## Exercise directions
Which lines in the records below contain the word "Netzwerk"? Gather every such line, counting only matches with the same capitalization.

● ● ●

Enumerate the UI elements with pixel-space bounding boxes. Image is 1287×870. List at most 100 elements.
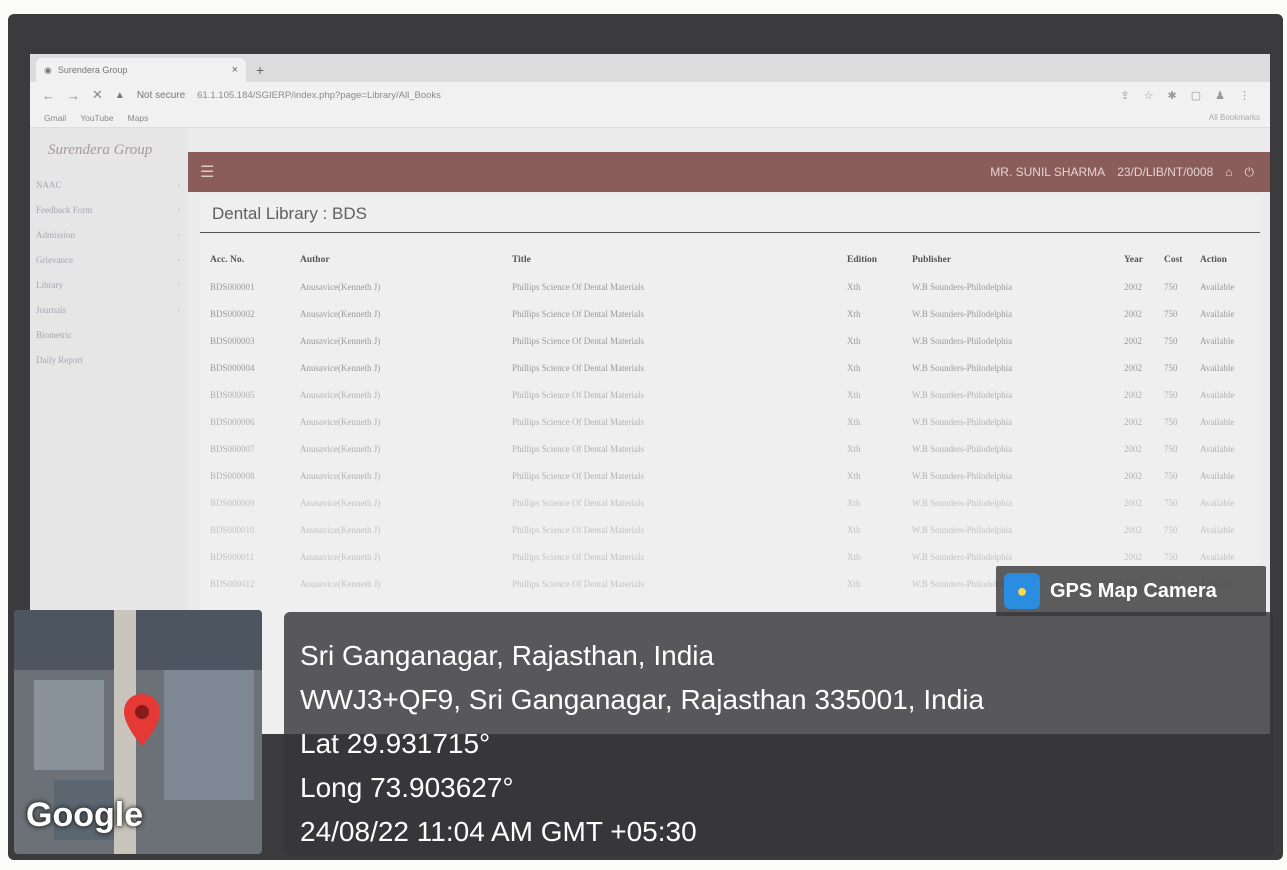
cell-action[interactable]: Available xyxy=(1190,327,1260,354)
chevron-right-icon: › xyxy=(177,280,180,289)
more-icon[interactable]: ⋮ xyxy=(1239,89,1250,102)
col-acc-no[interactable]: Acc. No. xyxy=(200,247,290,273)
close-icon[interactable]: × xyxy=(232,64,238,76)
power-icon[interactable]: ⏻ xyxy=(1245,165,1255,180)
table-row: BDS000005 Anusavice(Kenneth J) Phillips Sc… xyxy=(200,381,1260,408)
gps-camera-label: GPS Map Camera xyxy=(1050,579,1217,602)
cell-title: Phillips Science Of Dental Materials xyxy=(512,308,644,319)
all-bookmarks[interactable]: All Bookmarks xyxy=(1209,113,1260,122)
share-icon[interactable]: ⇪ xyxy=(1120,89,1129,102)
col-title[interactable]: Title xyxy=(502,247,837,273)
tab-title: Surendera Group xyxy=(57,65,128,75)
chevron-right-icon: › xyxy=(177,180,180,189)
cell-author: Anusavice(Kenneth J) xyxy=(300,497,381,508)
cell-title: Phillips Science Of Dental Materials xyxy=(512,524,644,535)
table-row: BDS000003 Anusavice(Kenneth J) Phillips Sc… xyxy=(200,327,1260,354)
hamburger-icon[interactable]: ☰ xyxy=(200,162,214,182)
cell-year: 2002 xyxy=(1124,362,1142,373)
sidepanel-icon[interactable]: ▢ xyxy=(1191,89,1201,102)
table-body: BDS000001 Anusavice(Kenneth J) Phillips Sc… xyxy=(200,273,1260,597)
sidebar-item-journals[interactable]: Journals › xyxy=(30,297,188,322)
cell-cost: 750 xyxy=(1164,362,1178,373)
close-icon[interactable]: ✕ xyxy=(92,87,103,103)
cell-cost: 750 xyxy=(1164,389,1178,400)
cell-action[interactable]: Available xyxy=(1190,408,1260,435)
cell-author: Anusavice(Kenneth J) xyxy=(300,308,381,319)
chevron-right-icon: › xyxy=(177,255,180,264)
cell-action[interactable]: Available xyxy=(1190,300,1260,327)
sidebar-item-admission[interactable]: Admission › xyxy=(30,222,188,247)
col-author[interactable]: Author xyxy=(290,247,502,273)
cell-acc-no: BDS000004 xyxy=(210,362,255,373)
sidebar-item-library[interactable]: Library › xyxy=(30,272,188,297)
cell-author: Anusavice(Kenneth J) xyxy=(300,524,381,535)
cell-acc-no: BDS000006 xyxy=(210,416,255,427)
cell-action[interactable]: Available xyxy=(1190,381,1260,408)
star-icon[interactable]: ☆ xyxy=(1144,89,1154,102)
brand-logo[interactable]: Surendera Group xyxy=(30,128,188,172)
cell-publisher: W.B Sounders-Philodelphia xyxy=(912,389,1013,400)
address: WWJ3+QF9, Sri Ganganagar, Rajasthan 3350… xyxy=(300,684,985,715)
cell-action[interactable]: Available xyxy=(1190,462,1260,489)
photo-background: ◉ Surendera Group × + ← → ✕ ▲ Not secure… xyxy=(0,0,1287,870)
sidebar-item-feedback-form[interactable]: Feedback Form › xyxy=(30,197,188,222)
browser-tab[interactable]: ◉ Surendera Group × xyxy=(36,58,246,82)
sidebar-item-biometric[interactable]: Biometric xyxy=(30,322,188,347)
user-info: MR. SUNIL SHARMA 23/D/LIB/NT/0008 ⌂ ⏻ xyxy=(990,165,1270,180)
new-tab-button[interactable]: + xyxy=(256,62,264,78)
cell-acc-no: BDS000003 xyxy=(210,335,255,346)
bookmark-maps[interactable]: Maps xyxy=(128,113,149,123)
cell-title: Phillips Science Of Dental Materials xyxy=(512,551,644,562)
cell-cost: 750 xyxy=(1164,524,1178,535)
timestamp: 24/08/22 11:04 AM GMT +05:30 xyxy=(300,816,697,847)
map-thumbnail: Google xyxy=(14,610,262,854)
cell-edition: Xth xyxy=(847,443,861,454)
col-year[interactable]: Year xyxy=(1114,247,1154,273)
cell-author: Anusavice(Kenneth J) xyxy=(300,335,381,346)
table-row: BDS000002 Anusavice(Kenneth J) Phillips Sc… xyxy=(200,300,1260,327)
bookmarks-bar: Gmail YouTube Maps All Bookmarks xyxy=(30,108,1270,128)
cell-title: Phillips Science Of Dental Materials xyxy=(512,497,644,508)
cell-action[interactable]: Available xyxy=(1190,273,1260,300)
cell-title: Phillips Science Of Dental Materials xyxy=(512,416,644,427)
forward-icon[interactable]: → xyxy=(67,88,80,103)
chevron-right-icon: › xyxy=(177,230,180,239)
security-label[interactable]: Not secure xyxy=(137,90,185,101)
sidebar-item-daily-report[interactable]: Daily Report xyxy=(30,347,188,372)
cell-publisher: W.B Sounders-Philodelphia xyxy=(912,497,1013,508)
gps-camera-logo-icon: ● xyxy=(1004,573,1040,609)
table-row: BDS000004 Anusavice(Kenneth J) Phillips Sc… xyxy=(200,354,1260,381)
map-building xyxy=(34,680,104,770)
url-input[interactable]: 61.1.105.184/SGIERP/index.php?page=Libra… xyxy=(197,90,441,101)
top-header: ☰ MR. SUNIL SHARMA 23/D/LIB/NT/0008 ⌂ ⏻ xyxy=(188,152,1270,192)
col-edition[interactable]: Edition xyxy=(837,247,902,273)
google-logo: Google xyxy=(26,796,144,834)
cell-action[interactable]: Available xyxy=(1190,489,1260,516)
place-name: Sri Ganganagar, Rajasthan, India xyxy=(300,640,715,671)
bookmark-youtube[interactable]: YouTube xyxy=(80,113,113,123)
extensions-icon[interactable]: ✱ xyxy=(1168,89,1177,102)
cell-title: Phillips Science Of Dental Materials xyxy=(512,443,644,454)
user-name[interactable]: MR. SUNIL SHARMA xyxy=(990,165,1105,179)
cell-publisher: W.B Sounders-Philodelphia xyxy=(912,308,1013,319)
cell-action[interactable]: Available xyxy=(1190,354,1260,381)
back-icon[interactable]: ← xyxy=(42,88,55,103)
profile-icon[interactable]: ♟ xyxy=(1215,89,1225,102)
address-bar: ← → ✕ ▲ Not secure 61.1.105.184/SGIERP/i… xyxy=(30,82,1270,108)
cell-publisher: W.B Sounders-Philodelphia xyxy=(912,335,1013,346)
col-publisher[interactable]: Publisher xyxy=(902,247,1114,273)
cell-author: Anusavice(Kenneth J) xyxy=(300,389,381,400)
col-action[interactable]: Action xyxy=(1190,247,1260,273)
bookmark-gmail[interactable]: Gmail xyxy=(44,113,66,123)
sidebar-item-naac[interactable]: NAAC › xyxy=(30,172,188,197)
cell-author: Anusavice(Kenneth J) xyxy=(300,578,381,589)
map-building xyxy=(164,670,254,800)
cell-action[interactable]: Available xyxy=(1190,435,1260,462)
cell-author: Anusavice(Kenneth J) xyxy=(300,281,381,292)
cell-action[interactable]: Available xyxy=(1190,516,1260,543)
sidebar-item-grievance[interactable]: Grievance › xyxy=(30,247,188,272)
col-cost[interactable]: Cost xyxy=(1154,247,1190,273)
home-icon[interactable]: ⌂ xyxy=(1225,165,1232,179)
cell-publisher: W.B Sounders-Philodelphia xyxy=(912,470,1013,481)
cell-edition: Xth xyxy=(847,308,861,319)
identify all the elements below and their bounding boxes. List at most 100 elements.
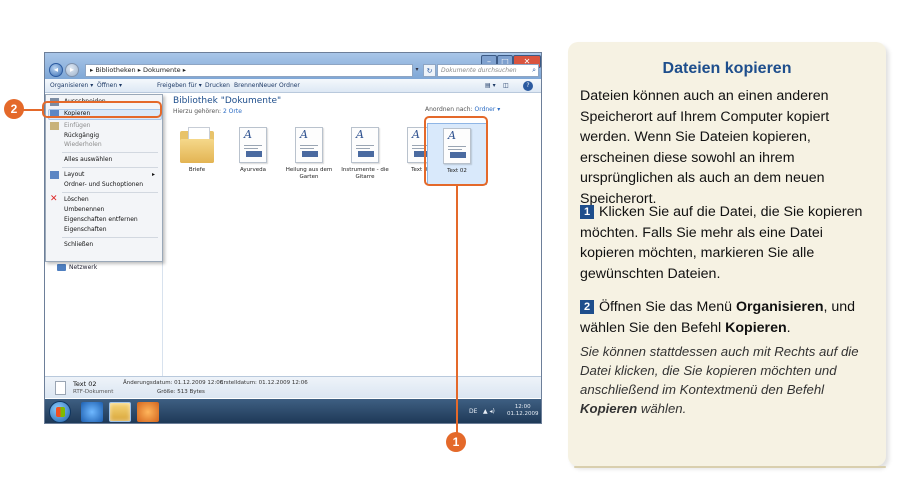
back-arrow-icon[interactable]: ◂ bbox=[49, 63, 63, 77]
tray-icons[interactable]: ▲ ◂) bbox=[483, 408, 495, 415]
open-button[interactable]: Öffnen ▾ bbox=[97, 82, 122, 89]
copy-highlight-frame bbox=[42, 101, 162, 118]
file-item[interactable]: Briefe bbox=[167, 127, 227, 174]
panel-title: Dateien kopieren bbox=[662, 60, 792, 77]
step-number-badge: 1 bbox=[580, 205, 594, 219]
language-indicator[interactable]: DE bbox=[469, 408, 477, 415]
nav-network-label: Netzwerk bbox=[69, 264, 98, 271]
details-created: Erstelldatum: 01.12.2009 12:06 bbox=[220, 380, 308, 386]
document-icon: A bbox=[295, 127, 323, 163]
print-button[interactable]: Drucken bbox=[205, 82, 230, 89]
taskbar: DE ▲ ◂) 12:00 01.12.2009 bbox=[45, 399, 541, 423]
menu-item-undo[interactable]: Rückgängig bbox=[64, 132, 99, 139]
media-player-icon[interactable] bbox=[137, 402, 159, 422]
details-file-name: Text 02 bbox=[73, 380, 97, 388]
step-number-badge: 2 bbox=[580, 300, 594, 314]
menu-item-redo[interactable]: Wiederholen bbox=[64, 141, 102, 148]
note-text-c: wählen. bbox=[637, 401, 687, 416]
details-modified: Änderungsdatum: 01.12.2009 12:06 bbox=[123, 380, 224, 386]
library-subtitle: Hierzu gehören: 2 Orte bbox=[173, 108, 242, 115]
file-label: Instrumente - die Gitarre bbox=[341, 167, 389, 180]
menu-item-properties[interactable]: Eigenschaften bbox=[64, 226, 107, 233]
library-locations-link[interactable]: 2 Orte bbox=[223, 108, 242, 115]
search-input[interactable]: Dokumente durchsuchen ⌕ bbox=[437, 64, 539, 77]
file-label: Ayurveda bbox=[240, 167, 266, 173]
start-button[interactable] bbox=[49, 401, 71, 423]
delete-icon: ✕ bbox=[50, 194, 58, 204]
step-1-text: Klicken Sie auf die Datei, die Sie kopie… bbox=[580, 204, 863, 282]
details-pane: Text 02 RTF-Dokument Änderungsdatum: 01.… bbox=[45, 376, 541, 398]
menu-item-close[interactable]: Schließen bbox=[64, 241, 93, 248]
chevron-down-icon[interactable]: ▾ bbox=[411, 64, 423, 77]
callout-number-1: 1 bbox=[446, 432, 466, 452]
clock-date: 01.12.2009 bbox=[507, 411, 539, 417]
document-icon bbox=[55, 381, 66, 395]
help-icon[interactable]: ? bbox=[523, 81, 533, 91]
preview-pane-icon[interactable]: ◫ bbox=[503, 82, 509, 89]
file-item[interactable]: A Instrumente - die Gitarre bbox=[335, 127, 395, 181]
menu-item-paste[interactable]: Einfügen bbox=[64, 122, 90, 129]
burn-button[interactable]: Brennen bbox=[234, 82, 259, 89]
organize-menu-button[interactable]: Organisieren ▾ bbox=[50, 82, 93, 89]
layout-icon bbox=[50, 171, 59, 179]
details-file-type: RTF-Dokument bbox=[73, 389, 114, 395]
callout-line bbox=[456, 186, 458, 434]
details-size: Größe: 513 Bytes bbox=[157, 389, 205, 395]
folder-icon bbox=[180, 127, 214, 163]
menu-item-remove-properties[interactable]: Eigenschaften entfernen bbox=[64, 216, 138, 223]
panel-step-1: 1 Klicken Sie auf die Datei, die Sie kopi… bbox=[580, 202, 878, 284]
step-2-text-b: Organisieren bbox=[735, 299, 824, 315]
panel-note: Sie können stattdessen auch mit Rechts a… bbox=[580, 342, 878, 418]
command-bar: Organisieren ▾ Öffnen ▾ Freigeben für ▾ … bbox=[45, 79, 541, 93]
view-options-icon[interactable]: ▤ ▾ bbox=[485, 82, 496, 89]
note-text-a: Sie können stattdessen auch mit Rechts a… bbox=[580, 344, 859, 397]
menu-separator bbox=[62, 192, 158, 193]
menu-item-delete[interactable]: Löschen bbox=[64, 196, 89, 203]
menu-item-select-all[interactable]: Alles auswählen bbox=[64, 156, 112, 163]
menu-item-folder-options[interactable]: Ordner- und Suchoptionen bbox=[64, 181, 143, 188]
menu-separator bbox=[62, 167, 158, 168]
menu-item-layout[interactable]: Layout bbox=[64, 171, 84, 178]
step-2-text-e: . bbox=[786, 319, 791, 336]
network-icon bbox=[57, 264, 66, 271]
panel-intro: Dateien können auch an einen anderen Spe… bbox=[580, 88, 830, 207]
file-label: Heilung aus dem Garten bbox=[285, 167, 333, 180]
search-icon: ⌕ bbox=[532, 66, 536, 74]
submenu-arrow-icon: ▸ bbox=[152, 171, 156, 178]
panel-accent bbox=[574, 466, 886, 468]
organize-menu: Ausschneiden Kopieren Einfügen Rückgängi… bbox=[45, 94, 163, 262]
nav-item-network[interactable]: Netzwerk bbox=[57, 264, 97, 271]
forward-arrow-icon[interactable]: ▸ bbox=[65, 63, 79, 77]
arrange-by: Anordnen nach: Ordner ▾ bbox=[425, 106, 500, 113]
internet-explorer-icon[interactable] bbox=[81, 402, 103, 422]
panel-step-2: 2 Öffnen Sie das Menü Organisieren, und w… bbox=[580, 297, 878, 338]
share-button[interactable]: Freigeben für ▾ bbox=[157, 82, 202, 89]
arrange-by-dropdown[interactable]: Ordner ▾ bbox=[474, 106, 500, 113]
title-bar: – □ ✕ ◂ ▸ ▸ Bibliotheken ▸ Dokumente ▸ ▾… bbox=[45, 53, 541, 79]
menu-separator bbox=[62, 152, 158, 153]
windows-logo-icon bbox=[56, 407, 65, 417]
address-bar[interactable]: ▸ Bibliotheken ▸ Dokumente ▸ bbox=[85, 64, 413, 77]
file-label: Briefe bbox=[188, 167, 206, 173]
callout-number-2: 2 bbox=[4, 99, 24, 119]
paste-icon bbox=[50, 122, 59, 130]
menu-separator bbox=[62, 237, 158, 238]
file-highlight-frame bbox=[424, 116, 488, 186]
step-2-text-a: Öffnen Sie das Menü bbox=[599, 299, 736, 315]
arrange-by-label: Anordnen nach: bbox=[425, 106, 473, 113]
refresh-icon[interactable]: ↻ bbox=[423, 64, 436, 77]
note-text-b: Kopieren bbox=[580, 401, 638, 416]
new-folder-button[interactable]: Neuer Ordner bbox=[259, 82, 300, 89]
library-subtitle-prefix: Hierzu gehören: bbox=[173, 108, 222, 115]
step-2-text-d: Kopieren bbox=[725, 319, 787, 336]
file-item[interactable]: A Heilung aus dem Garten bbox=[279, 127, 339, 181]
file-item[interactable]: A Ayurveda bbox=[223, 127, 283, 174]
info-panel: Dateien kopieren Dateien können auch an … bbox=[568, 42, 886, 468]
document-icon: A bbox=[351, 127, 379, 163]
library-title: Bibliothek "Dokumente" bbox=[173, 96, 282, 106]
clock[interactable]: 12:00 01.12.2009 bbox=[507, 404, 539, 418]
document-icon: A bbox=[239, 127, 267, 163]
search-placeholder: Dokumente durchsuchen bbox=[441, 67, 517, 74]
explorer-taskbar-icon[interactable] bbox=[109, 402, 131, 422]
menu-item-rename[interactable]: Umbenennen bbox=[64, 206, 104, 213]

● ● ●

## Task answer
nav-network-label: Netzwerk bbox=[69, 264, 98, 271]
nav-item-network[interactable]: Netzwerk bbox=[57, 264, 97, 271]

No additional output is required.